**TO DO**
Report the number of lines containing "value", with no other words.

───── GIVEN DATA

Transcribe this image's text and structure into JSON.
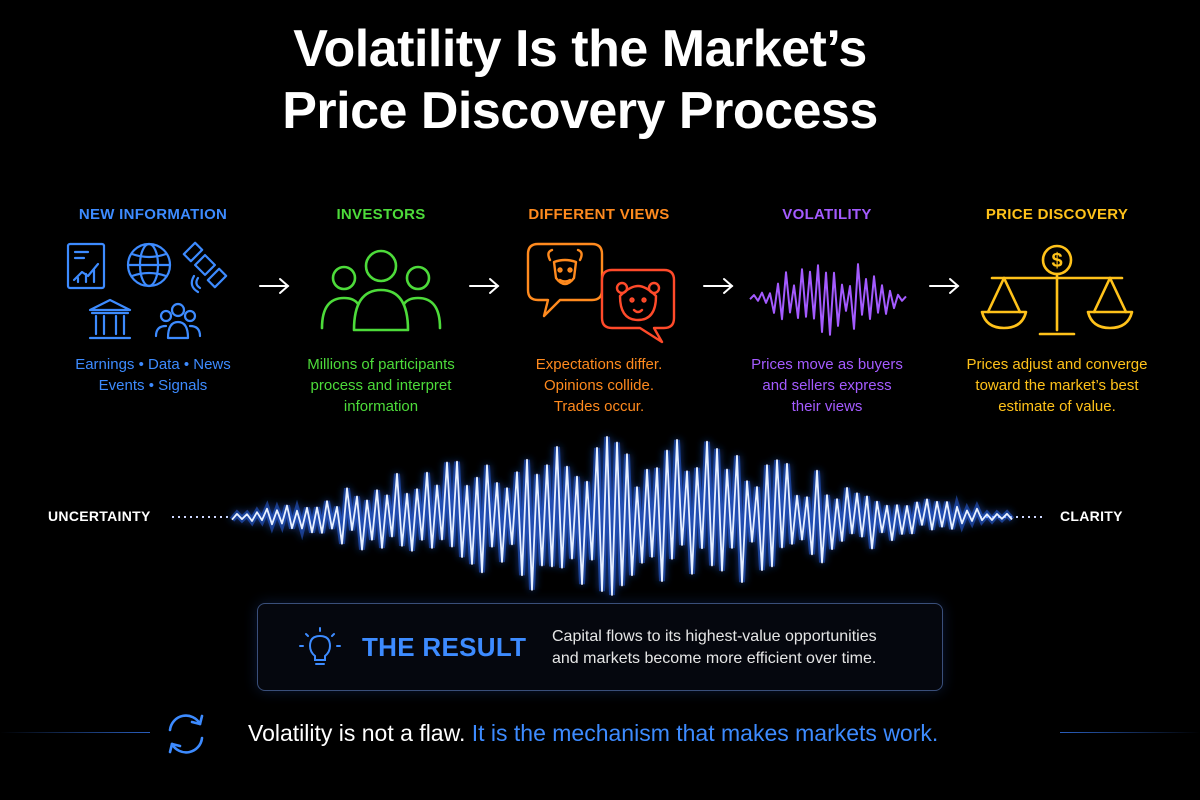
{
  "title": {
    "line1": "Volatility Is the Market’s",
    "line2": "Price Discovery Process"
  },
  "steps": [
    {
      "heading": "NEW INFORMATION",
      "color": "#3d8bff",
      "icon": "information-sources-icon",
      "desc_lines": [
        "Earnings • Data • News",
        "Events • Signals"
      ]
    },
    {
      "heading": "INVESTORS",
      "color": "#4ddb3a",
      "icon": "people-group-icon",
      "desc_lines": [
        "Millions of participants",
        "process and interpret",
        "information"
      ]
    },
    {
      "heading": "DIFFERENT VIEWS",
      "color": "#ff8a1e",
      "icon": "bull-bear-speech-icon",
      "desc_lines": [
        "Expectations differ.",
        "Opinions collide.",
        "Trades occur."
      ]
    },
    {
      "heading": "VOLATILITY",
      "color": "#a45bff",
      "icon": "volatility-wave-icon",
      "desc_lines": [
        "Prices move as buyers",
        "and sellers express",
        "their views"
      ]
    },
    {
      "heading": "PRICE DISCOVERY",
      "color": "#ffc21a",
      "icon": "balance-scale-icon",
      "desc_lines": [
        "Prices adjust and converge",
        "toward the market’s best",
        "estimate of value."
      ]
    }
  ],
  "wave": {
    "left_label": "UNCERTAINTY",
    "right_label": "CLARITY",
    "color": "#4f9cff"
  },
  "result": {
    "icon": "lightbulb-icon",
    "title": "THE RESULT",
    "text_lines": [
      "Capital flows to its highest-value opportunities",
      "and markets become more efficient over time."
    ]
  },
  "footer": {
    "icon": "cycle-arrows-icon",
    "text_a": "Volatility is not a flaw.",
    "text_b": "It is the mechanism that makes markets work."
  }
}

──────────

**SOLUTION TO THIS TASK**
2